*WHAT IS ASKED*. Return the listing below, unchanged, from its first line through the line that contains "PM Dayligh… xyxy=(524,525,664,597)", including both.

§

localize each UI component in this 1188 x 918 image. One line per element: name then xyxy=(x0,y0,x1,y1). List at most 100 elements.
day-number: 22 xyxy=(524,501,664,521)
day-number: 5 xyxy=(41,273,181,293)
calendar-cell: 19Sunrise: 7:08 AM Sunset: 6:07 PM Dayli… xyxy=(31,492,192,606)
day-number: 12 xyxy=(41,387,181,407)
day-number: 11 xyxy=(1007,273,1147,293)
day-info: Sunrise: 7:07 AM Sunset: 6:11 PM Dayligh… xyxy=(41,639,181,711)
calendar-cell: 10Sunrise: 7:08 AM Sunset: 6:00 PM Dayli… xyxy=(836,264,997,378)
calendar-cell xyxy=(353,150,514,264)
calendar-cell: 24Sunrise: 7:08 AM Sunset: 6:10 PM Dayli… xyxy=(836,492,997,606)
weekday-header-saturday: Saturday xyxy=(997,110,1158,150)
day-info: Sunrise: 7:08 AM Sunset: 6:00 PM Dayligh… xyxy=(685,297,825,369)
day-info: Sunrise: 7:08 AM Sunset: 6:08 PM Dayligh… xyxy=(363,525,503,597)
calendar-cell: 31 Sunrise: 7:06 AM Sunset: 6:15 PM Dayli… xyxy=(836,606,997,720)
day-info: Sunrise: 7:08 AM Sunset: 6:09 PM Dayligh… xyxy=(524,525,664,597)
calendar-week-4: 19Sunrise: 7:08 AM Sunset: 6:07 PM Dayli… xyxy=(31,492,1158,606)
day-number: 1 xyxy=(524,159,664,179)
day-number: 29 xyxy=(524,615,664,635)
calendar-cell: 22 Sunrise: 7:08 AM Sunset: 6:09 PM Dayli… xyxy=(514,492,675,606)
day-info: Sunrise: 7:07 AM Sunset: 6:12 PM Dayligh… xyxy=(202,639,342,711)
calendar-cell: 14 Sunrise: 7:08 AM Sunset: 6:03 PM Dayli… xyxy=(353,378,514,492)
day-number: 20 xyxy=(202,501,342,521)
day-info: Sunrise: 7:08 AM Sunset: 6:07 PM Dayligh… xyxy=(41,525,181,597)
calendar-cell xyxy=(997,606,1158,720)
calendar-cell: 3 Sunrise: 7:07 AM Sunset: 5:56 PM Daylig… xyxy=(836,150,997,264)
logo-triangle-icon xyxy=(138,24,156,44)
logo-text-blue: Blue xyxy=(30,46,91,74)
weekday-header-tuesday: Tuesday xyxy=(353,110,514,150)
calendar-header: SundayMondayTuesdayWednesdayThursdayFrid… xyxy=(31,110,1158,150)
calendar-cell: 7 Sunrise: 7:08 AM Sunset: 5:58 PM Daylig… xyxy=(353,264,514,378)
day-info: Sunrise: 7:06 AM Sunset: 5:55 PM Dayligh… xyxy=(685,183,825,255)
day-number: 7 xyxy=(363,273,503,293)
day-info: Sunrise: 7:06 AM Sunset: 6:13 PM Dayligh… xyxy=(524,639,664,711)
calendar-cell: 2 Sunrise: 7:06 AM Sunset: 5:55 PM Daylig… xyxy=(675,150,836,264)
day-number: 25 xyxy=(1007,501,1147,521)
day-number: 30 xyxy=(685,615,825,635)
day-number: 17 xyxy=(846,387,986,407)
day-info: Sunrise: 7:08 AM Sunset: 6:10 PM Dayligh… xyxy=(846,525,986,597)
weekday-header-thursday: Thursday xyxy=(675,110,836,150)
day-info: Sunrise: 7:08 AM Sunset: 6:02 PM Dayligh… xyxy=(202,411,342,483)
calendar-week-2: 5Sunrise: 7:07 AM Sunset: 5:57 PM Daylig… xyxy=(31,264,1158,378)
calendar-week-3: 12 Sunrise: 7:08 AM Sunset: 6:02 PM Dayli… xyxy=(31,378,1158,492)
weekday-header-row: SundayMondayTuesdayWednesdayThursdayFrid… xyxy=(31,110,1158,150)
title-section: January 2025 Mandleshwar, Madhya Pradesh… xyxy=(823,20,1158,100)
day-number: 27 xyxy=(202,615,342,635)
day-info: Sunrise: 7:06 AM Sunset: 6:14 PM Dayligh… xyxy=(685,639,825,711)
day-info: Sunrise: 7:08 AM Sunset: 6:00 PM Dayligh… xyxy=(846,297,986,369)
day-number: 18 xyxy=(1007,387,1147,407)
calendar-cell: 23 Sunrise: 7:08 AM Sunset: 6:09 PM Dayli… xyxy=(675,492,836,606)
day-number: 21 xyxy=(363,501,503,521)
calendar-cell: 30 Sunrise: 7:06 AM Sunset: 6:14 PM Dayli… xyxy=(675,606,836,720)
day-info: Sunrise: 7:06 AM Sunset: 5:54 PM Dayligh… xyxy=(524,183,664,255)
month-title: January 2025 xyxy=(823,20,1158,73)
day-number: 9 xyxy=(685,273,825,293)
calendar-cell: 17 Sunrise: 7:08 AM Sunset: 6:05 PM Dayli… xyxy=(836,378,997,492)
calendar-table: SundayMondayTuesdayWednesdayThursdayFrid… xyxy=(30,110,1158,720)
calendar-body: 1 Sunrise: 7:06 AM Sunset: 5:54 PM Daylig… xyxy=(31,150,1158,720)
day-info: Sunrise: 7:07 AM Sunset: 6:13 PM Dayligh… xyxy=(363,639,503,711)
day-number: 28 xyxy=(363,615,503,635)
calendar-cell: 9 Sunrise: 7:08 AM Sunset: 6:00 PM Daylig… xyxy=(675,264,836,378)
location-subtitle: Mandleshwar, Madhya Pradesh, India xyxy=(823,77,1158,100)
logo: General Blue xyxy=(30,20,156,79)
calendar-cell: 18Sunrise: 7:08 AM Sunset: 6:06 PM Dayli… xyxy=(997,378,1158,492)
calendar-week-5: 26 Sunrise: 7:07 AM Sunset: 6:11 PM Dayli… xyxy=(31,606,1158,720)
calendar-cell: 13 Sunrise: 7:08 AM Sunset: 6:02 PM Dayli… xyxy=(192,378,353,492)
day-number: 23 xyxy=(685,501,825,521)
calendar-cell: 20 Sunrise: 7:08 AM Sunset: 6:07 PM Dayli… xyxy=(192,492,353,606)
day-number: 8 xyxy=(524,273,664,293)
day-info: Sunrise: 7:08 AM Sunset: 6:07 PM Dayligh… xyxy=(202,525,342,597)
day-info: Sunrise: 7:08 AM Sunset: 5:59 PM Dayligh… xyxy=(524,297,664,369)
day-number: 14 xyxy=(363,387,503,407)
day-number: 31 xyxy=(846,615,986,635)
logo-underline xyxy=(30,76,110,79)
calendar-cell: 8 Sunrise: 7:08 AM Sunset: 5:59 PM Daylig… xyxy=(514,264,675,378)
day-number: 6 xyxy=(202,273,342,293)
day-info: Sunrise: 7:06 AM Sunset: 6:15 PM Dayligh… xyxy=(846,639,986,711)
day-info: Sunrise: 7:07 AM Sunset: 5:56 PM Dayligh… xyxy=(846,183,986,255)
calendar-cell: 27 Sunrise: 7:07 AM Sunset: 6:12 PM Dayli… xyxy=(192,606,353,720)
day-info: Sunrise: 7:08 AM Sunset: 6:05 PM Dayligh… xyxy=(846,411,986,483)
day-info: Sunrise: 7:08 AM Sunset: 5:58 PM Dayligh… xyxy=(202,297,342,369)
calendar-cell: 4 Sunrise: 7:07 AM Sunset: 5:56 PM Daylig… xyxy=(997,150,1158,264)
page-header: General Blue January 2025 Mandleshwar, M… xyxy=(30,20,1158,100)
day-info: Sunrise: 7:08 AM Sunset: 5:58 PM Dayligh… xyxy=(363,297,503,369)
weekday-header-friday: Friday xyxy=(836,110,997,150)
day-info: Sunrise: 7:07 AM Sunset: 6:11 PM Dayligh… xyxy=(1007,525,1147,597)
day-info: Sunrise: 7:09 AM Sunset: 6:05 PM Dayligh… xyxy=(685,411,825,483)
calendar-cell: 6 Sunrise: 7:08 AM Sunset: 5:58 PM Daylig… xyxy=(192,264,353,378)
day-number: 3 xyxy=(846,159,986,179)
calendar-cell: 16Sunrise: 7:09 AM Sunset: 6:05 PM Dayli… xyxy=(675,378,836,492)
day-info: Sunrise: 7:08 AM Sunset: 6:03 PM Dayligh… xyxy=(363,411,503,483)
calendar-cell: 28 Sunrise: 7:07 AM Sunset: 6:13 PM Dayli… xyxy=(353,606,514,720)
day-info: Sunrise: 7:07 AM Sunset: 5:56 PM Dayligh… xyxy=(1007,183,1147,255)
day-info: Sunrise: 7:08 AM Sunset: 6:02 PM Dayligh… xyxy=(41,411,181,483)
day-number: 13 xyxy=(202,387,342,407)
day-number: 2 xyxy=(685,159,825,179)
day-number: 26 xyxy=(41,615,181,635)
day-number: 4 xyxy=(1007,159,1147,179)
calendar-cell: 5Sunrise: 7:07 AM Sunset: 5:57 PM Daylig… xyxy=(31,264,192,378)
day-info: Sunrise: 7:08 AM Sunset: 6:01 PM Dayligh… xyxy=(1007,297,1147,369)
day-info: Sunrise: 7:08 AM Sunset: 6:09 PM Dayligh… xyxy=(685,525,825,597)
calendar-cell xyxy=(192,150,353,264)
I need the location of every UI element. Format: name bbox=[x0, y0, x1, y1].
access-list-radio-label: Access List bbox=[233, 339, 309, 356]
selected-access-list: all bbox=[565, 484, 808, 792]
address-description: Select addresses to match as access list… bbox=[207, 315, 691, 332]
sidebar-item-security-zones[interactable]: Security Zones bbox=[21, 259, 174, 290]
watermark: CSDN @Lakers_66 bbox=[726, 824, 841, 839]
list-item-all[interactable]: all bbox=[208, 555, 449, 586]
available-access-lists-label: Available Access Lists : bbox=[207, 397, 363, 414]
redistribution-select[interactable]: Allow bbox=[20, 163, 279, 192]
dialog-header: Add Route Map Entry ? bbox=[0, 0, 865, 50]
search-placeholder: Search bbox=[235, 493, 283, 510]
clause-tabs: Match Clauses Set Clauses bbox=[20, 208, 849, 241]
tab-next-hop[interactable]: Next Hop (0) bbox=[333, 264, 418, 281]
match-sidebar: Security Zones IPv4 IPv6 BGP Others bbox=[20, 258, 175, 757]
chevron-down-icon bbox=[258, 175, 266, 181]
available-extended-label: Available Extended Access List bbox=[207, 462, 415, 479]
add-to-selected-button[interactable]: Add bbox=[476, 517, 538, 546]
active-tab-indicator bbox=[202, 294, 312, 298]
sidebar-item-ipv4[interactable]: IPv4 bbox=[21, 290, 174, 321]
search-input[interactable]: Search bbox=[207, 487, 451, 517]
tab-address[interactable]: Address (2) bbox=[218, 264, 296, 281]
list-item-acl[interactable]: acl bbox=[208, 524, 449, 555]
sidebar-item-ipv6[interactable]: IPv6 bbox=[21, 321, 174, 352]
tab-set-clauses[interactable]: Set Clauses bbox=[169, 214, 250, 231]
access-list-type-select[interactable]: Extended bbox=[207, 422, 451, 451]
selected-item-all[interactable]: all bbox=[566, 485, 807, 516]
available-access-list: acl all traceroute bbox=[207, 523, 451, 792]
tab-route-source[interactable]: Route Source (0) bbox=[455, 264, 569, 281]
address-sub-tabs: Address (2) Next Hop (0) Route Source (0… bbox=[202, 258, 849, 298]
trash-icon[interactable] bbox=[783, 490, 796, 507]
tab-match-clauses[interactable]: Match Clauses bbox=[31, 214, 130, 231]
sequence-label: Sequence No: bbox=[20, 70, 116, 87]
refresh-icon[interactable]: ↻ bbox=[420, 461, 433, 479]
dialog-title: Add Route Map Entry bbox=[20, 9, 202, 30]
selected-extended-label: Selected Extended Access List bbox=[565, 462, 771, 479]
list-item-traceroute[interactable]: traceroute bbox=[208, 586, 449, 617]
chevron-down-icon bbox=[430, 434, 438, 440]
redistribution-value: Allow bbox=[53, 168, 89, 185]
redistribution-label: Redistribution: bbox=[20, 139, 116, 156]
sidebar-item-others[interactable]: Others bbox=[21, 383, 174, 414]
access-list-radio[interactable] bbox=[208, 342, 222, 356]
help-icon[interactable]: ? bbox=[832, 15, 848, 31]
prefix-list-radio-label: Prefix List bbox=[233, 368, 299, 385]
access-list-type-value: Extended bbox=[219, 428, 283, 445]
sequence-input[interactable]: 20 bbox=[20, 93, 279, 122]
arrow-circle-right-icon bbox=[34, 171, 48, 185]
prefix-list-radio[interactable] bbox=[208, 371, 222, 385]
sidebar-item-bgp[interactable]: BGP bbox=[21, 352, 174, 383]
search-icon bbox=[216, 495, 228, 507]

§

*WORKED ANSWER*.
localize each UI component in this 1188 x 918 image. One line per element: name then xyxy=(x0,y0,x1,y1). List at most 100 elements.
day-number: 22 xyxy=(524,501,664,521)
day-number: 5 xyxy=(41,273,181,293)
calendar-cell: 19Sunrise: 7:08 AM Sunset: 6:07 PM Dayli… xyxy=(31,492,192,606)
day-number: 12 xyxy=(41,387,181,407)
day-number: 11 xyxy=(1007,273,1147,293)
day-info: Sunrise: 7:07 AM Sunset: 6:11 PM Dayligh… xyxy=(41,639,181,711)
calendar-cell: 10Sunrise: 7:08 AM Sunset: 6:00 PM Dayli… xyxy=(836,264,997,378)
calendar-cell xyxy=(353,150,514,264)
calendar-cell: 24Sunrise: 7:08 AM Sunset: 6:10 PM Dayli… xyxy=(836,492,997,606)
weekday-header-saturday: Saturday xyxy=(997,110,1158,150)
day-info: Sunrise: 7:08 AM Sunset: 6:00 PM Dayligh… xyxy=(685,297,825,369)
day-info: Sunrise: 7:08 AM Sunset: 6:08 PM Dayligh… xyxy=(363,525,503,597)
calendar-cell: 31 Sunrise: 7:06 AM Sunset: 6:15 PM Dayli… xyxy=(836,606,997,720)
day-info: Sunrise: 7:08 AM Sunset: 6:09 PM Dayligh… xyxy=(524,525,664,597)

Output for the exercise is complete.